Given instruction:
Return the guide on customizing table names below in full, word for word.

Case 4: Customizing Table Names

This guide shows how to customize target table names (raw and qualify) when creating a pipeline in Dadosfera.

Why customize them? By default, the system generates names such as tb__xqfu8g__cadastros__pedidos. Custom naming lets you follow your organization’s conventions and organize data into schemas that represent data maturity.

Authentication

import requests
import json
import os
from pprint import pprint

BASE_URL = "https://maestro.dadosfera.ai"

response = requests.post(
    f"{BASE_URL}/auth/sign-in",
    data=json.dumps({
        "username": os.environ['DADOSFERA_USERNAME'],
        "password": os.environ["DADOSFERA_PASSWORD"]
    }),
    headers={"Content-Type": "application/json"},
)

headers = {
    "Authorization": response.json()['tokens']['accessToken'],
    "Content-Type": "application/json"

Material shown:

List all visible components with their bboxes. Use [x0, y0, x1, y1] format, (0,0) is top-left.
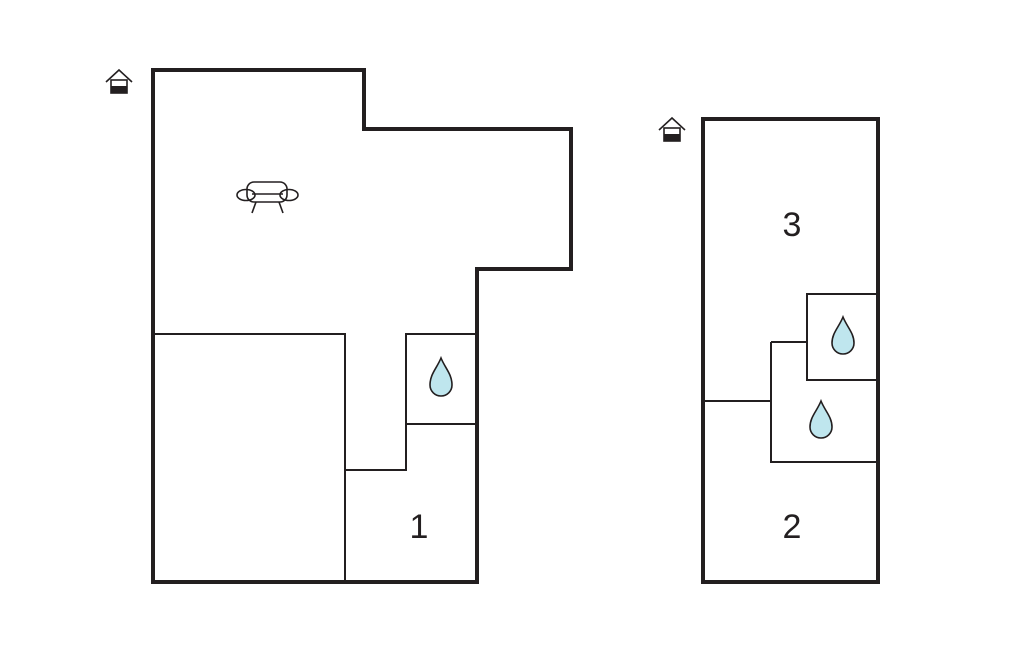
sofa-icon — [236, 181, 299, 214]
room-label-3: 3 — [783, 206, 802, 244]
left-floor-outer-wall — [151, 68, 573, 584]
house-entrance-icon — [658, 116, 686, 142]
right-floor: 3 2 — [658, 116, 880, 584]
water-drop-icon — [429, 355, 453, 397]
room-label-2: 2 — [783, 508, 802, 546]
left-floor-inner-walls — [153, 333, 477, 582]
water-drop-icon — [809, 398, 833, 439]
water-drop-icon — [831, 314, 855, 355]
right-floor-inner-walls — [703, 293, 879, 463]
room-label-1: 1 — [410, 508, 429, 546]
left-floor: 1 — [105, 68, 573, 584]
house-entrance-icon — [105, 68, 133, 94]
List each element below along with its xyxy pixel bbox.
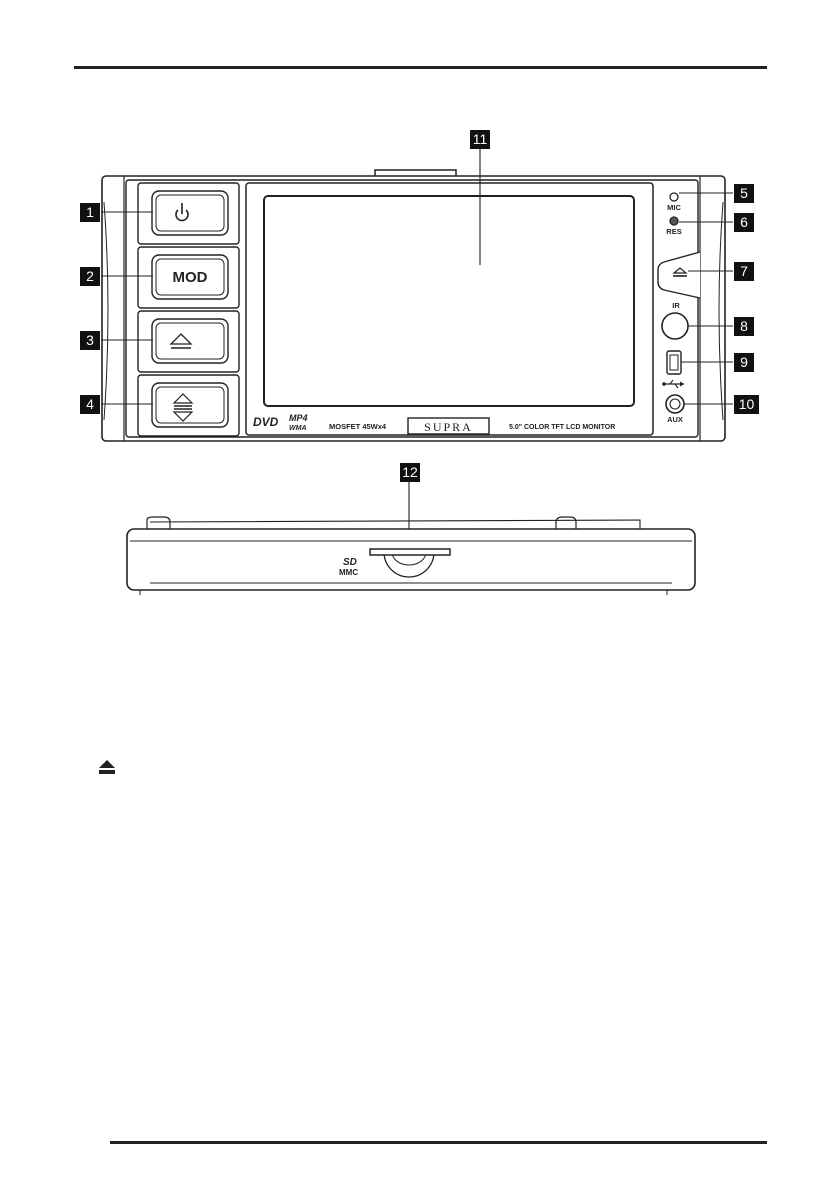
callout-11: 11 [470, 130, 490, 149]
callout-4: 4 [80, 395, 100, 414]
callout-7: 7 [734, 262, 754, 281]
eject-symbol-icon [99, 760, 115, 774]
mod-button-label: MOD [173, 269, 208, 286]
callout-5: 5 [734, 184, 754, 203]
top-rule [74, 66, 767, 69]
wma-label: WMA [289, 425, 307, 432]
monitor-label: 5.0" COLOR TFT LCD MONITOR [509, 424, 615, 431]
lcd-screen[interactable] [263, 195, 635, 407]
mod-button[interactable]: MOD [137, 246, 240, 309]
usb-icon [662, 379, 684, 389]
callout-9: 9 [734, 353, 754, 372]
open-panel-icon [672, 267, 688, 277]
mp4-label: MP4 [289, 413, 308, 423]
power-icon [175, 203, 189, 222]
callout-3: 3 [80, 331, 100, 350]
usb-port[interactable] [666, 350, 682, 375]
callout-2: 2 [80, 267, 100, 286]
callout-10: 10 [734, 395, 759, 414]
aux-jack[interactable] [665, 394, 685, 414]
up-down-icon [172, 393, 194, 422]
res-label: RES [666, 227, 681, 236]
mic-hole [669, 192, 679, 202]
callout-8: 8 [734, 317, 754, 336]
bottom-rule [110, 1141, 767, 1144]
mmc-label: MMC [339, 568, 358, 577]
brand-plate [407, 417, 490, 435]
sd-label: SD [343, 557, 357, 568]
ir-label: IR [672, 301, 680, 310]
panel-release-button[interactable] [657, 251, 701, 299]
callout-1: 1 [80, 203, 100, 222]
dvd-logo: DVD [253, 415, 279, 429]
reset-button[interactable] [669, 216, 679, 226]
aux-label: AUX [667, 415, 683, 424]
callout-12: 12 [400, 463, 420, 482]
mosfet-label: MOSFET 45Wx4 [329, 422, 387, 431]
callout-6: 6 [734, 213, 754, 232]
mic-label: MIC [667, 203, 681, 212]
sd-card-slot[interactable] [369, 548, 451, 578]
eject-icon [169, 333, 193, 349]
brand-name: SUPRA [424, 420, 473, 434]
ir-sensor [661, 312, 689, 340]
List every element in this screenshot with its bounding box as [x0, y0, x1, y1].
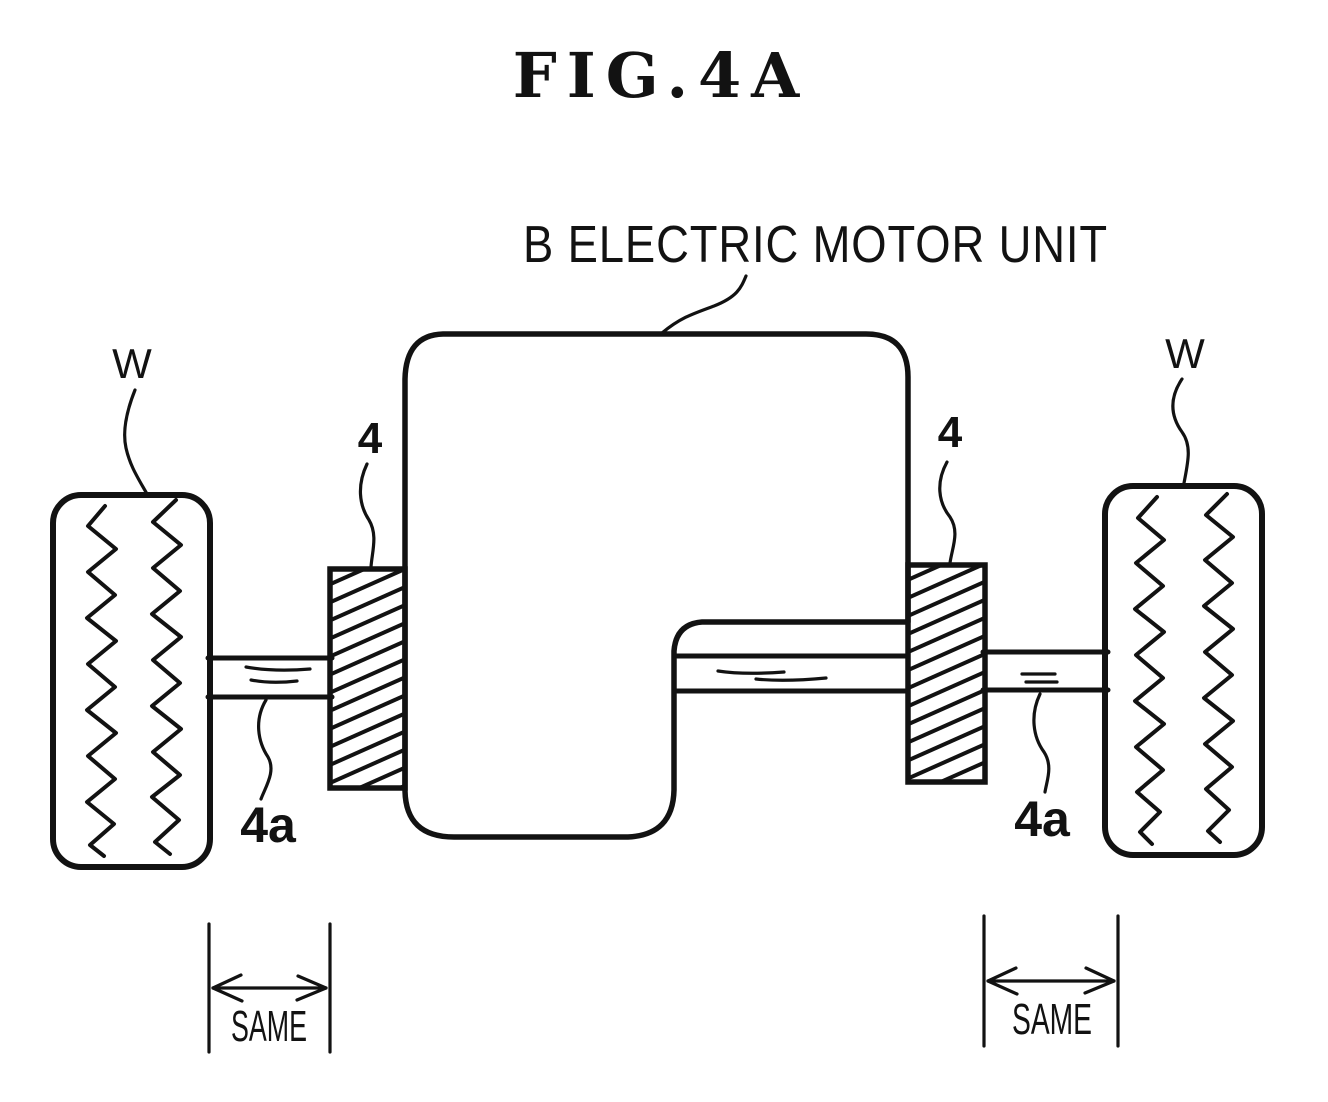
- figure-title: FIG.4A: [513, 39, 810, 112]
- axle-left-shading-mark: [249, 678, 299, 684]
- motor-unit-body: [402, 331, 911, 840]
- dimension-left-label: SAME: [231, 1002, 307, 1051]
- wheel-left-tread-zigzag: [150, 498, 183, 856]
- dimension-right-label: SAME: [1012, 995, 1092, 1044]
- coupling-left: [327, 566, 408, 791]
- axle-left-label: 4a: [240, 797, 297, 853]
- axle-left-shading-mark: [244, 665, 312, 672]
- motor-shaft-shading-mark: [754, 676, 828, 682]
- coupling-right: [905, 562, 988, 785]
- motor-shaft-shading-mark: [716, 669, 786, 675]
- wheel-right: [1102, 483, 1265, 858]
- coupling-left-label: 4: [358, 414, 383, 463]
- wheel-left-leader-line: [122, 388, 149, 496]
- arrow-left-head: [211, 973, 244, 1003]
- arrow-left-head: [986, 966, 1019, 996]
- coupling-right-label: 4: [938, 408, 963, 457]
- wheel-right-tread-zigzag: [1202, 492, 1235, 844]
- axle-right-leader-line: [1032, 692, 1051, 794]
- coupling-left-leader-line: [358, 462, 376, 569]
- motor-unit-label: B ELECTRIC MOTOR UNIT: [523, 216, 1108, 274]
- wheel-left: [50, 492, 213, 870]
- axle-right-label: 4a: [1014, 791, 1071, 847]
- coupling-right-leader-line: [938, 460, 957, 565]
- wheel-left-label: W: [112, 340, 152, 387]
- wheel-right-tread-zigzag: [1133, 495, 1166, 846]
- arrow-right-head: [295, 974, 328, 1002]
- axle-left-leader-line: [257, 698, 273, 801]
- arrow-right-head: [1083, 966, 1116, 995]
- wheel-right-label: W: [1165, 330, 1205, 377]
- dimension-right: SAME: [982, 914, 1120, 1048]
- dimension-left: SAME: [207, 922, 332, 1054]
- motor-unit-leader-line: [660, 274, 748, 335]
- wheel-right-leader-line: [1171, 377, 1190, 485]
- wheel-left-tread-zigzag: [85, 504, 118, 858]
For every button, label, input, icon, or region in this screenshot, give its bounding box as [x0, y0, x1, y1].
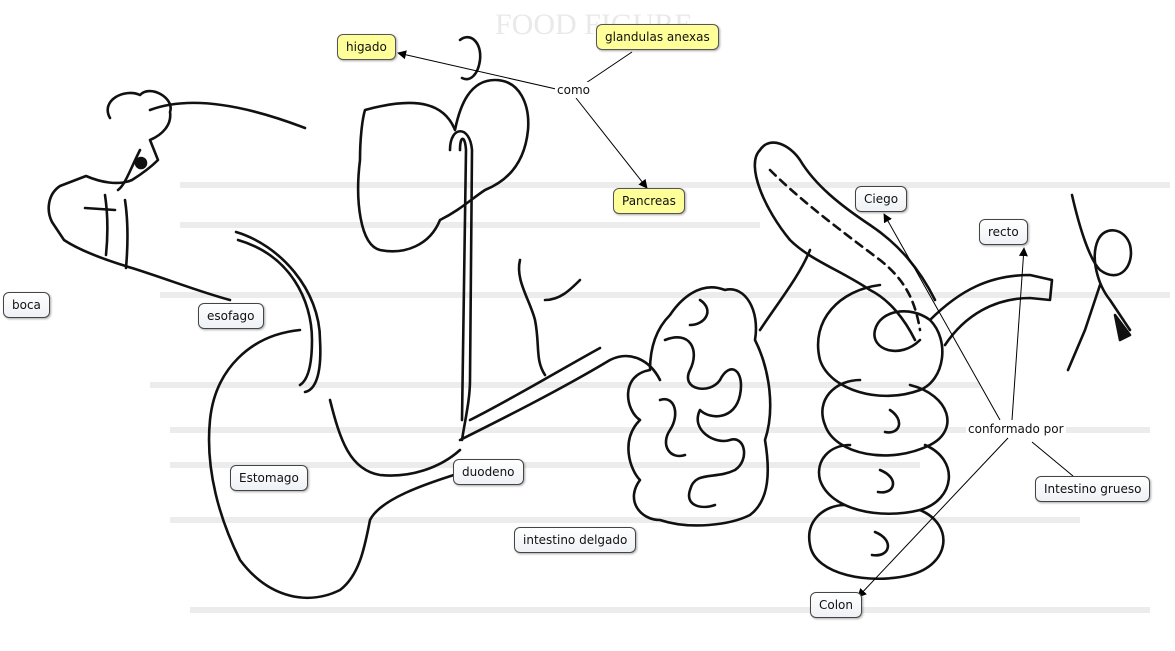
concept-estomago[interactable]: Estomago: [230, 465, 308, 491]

Right answer:
Case 4: Customizing Table Names

This guide shows how to customize target table names (raw and qualify) when creating a pipeline in Dadosfera.

Why customize them? By default, the system generates names such as tb__xqfu8g__cadastros__pedidos. Custom naming lets you follow your organization’s conventions and organize data into schemas that represent data maturity.

Authentication

import requests
import json
import os
from pprint import pprint

BASE_URL = "https://maestro.dadosfera.ai"

response = requests.post(
    f"{BASE_URL}/auth/sign-in",
    data=json.dumps({
        "username": os.environ['DADOSFERA_USERNAME'],
        "password": os.environ["DADOSFERA_PASSWORD"]
    }),
    headers={"Content-Type": "application/json"},
)

headers = {
    "Authorization": response.json()['tokens']['accessToken'],
    "Content-Type": "application/json"